*OBJECTIVE:* All of the records below should be output exactly.

## START

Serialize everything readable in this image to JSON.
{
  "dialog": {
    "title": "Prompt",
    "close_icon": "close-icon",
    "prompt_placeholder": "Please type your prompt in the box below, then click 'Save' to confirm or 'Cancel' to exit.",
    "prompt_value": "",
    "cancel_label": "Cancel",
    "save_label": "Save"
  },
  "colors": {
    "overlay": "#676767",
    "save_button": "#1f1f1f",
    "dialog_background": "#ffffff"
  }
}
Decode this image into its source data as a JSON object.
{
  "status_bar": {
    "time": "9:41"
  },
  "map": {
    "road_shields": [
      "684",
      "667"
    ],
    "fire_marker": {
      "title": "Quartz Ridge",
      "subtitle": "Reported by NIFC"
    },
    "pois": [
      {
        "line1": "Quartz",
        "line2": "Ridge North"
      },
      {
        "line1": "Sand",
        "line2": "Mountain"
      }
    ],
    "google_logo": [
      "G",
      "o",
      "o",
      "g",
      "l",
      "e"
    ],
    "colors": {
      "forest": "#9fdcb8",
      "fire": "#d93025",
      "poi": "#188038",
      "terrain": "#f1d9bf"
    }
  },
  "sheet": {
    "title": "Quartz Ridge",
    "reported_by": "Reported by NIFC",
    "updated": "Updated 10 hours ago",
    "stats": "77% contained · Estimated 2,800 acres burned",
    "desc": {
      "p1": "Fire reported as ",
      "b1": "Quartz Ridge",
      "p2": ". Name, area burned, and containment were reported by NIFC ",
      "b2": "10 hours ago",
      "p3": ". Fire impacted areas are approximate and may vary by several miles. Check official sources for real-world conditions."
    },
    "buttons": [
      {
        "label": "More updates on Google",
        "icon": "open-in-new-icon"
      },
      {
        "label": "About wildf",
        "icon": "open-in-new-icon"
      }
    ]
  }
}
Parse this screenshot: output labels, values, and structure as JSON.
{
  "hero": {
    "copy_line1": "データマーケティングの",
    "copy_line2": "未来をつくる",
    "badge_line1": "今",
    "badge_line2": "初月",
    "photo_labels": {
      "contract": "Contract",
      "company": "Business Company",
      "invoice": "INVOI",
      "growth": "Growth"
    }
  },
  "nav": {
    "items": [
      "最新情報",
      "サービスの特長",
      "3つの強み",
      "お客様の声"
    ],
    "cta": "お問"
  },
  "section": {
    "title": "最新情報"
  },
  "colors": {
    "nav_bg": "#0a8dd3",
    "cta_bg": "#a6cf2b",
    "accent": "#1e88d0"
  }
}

## END

*COMPLETED EXERCISE:*
Serialize everything readable in this image to JSON.
{
  "dialog": {
    "title": "Prompt",
    "close_icon": "close-icon",
    "prompt_placeholder": "Please type your prompt in the box below, then click 'Save' to confirm or 'Cancel' to exit.",
    "prompt_value": "",
    "cancel_label": "Cancel",
    "save_label": "Save"
  },
  "colors": {
    "overlay": "#676767",
    "save_button": "#1f1f1f",
    "dialog_background": "#ffffff"
  }
}
Decode this image into its source data as a JSON object.
{
  "status_bar": {
    "time": "9:41"
  },
  "map": {
    "road_shields": [
      "684",
      "667"
    ],
    "fire_marker": {
      "title": "Quartz Ridge",
      "subtitle": "Reported by NIFC"
    },
    "pois": [
      {
        "line1": "Quartz",
        "line2": "Ridge North"
      },
      {
        "line1": "Sand",
        "line2": "Mountain"
      }
    ],
    "google_logo": [
      "G",
      "o",
      "o",
      "g",
      "l",
      "e"
    ],
    "colors": {
      "forest": "#9fdcb8",
      "fire": "#d93025",
      "poi": "#188038",
      "terrain": "#f1d9bf"
    }
  },
  "sheet": {
    "title": "Quartz Ridge",
    "reported_by": "Reported by NIFC",
    "updated": "Updated 10 hours ago",
    "stats": "77% contained · Estimated 2,800 acres burned",
    "desc": {
      "p1": "Fire reported as ",
      "b1": "Quartz Ridge",
      "p2": ". Name, area burned, and containment were reported by NIFC ",
      "b2": "10 hours ago",
      "p3": ". Fire impacted areas are approximate and may vary by several miles. Check official sources for real-world conditions."
    },
    "buttons": [
      {
        "label": "More updates on Google",
        "icon": "open-in-new-icon"
      },
      {
        "label": "About wildf",
        "icon": "open-in-new-icon"
      }
    ]
  }
}
Parse this screenshot: output labels, values, and structure as JSON.
{
  "hero": {
    "copy_line1": "データマーケティングの",
    "copy_line2": "未来をつくる",
    "badge_line1": "今",
    "badge_line2": "初月",
    "photo_labels": {
      "contract": "Contract",
      "company": "Business Company",
      "invoice": "INVOI",
      "growth": "Growth"
    }
  },
  "nav": {
    "items": [
      "最新情報",
      "サービスの特長",
      "3つの強み",
      "お客様の声"
    ],
    "cta": "お問"
  },
  "section": {
    "title": "最新情報"
  },
  "colors": {
    "nav_bg": "#0a8dd3",
    "cta_bg": "#a6cf2b",
    "accent": "#1e88d0"
  }
}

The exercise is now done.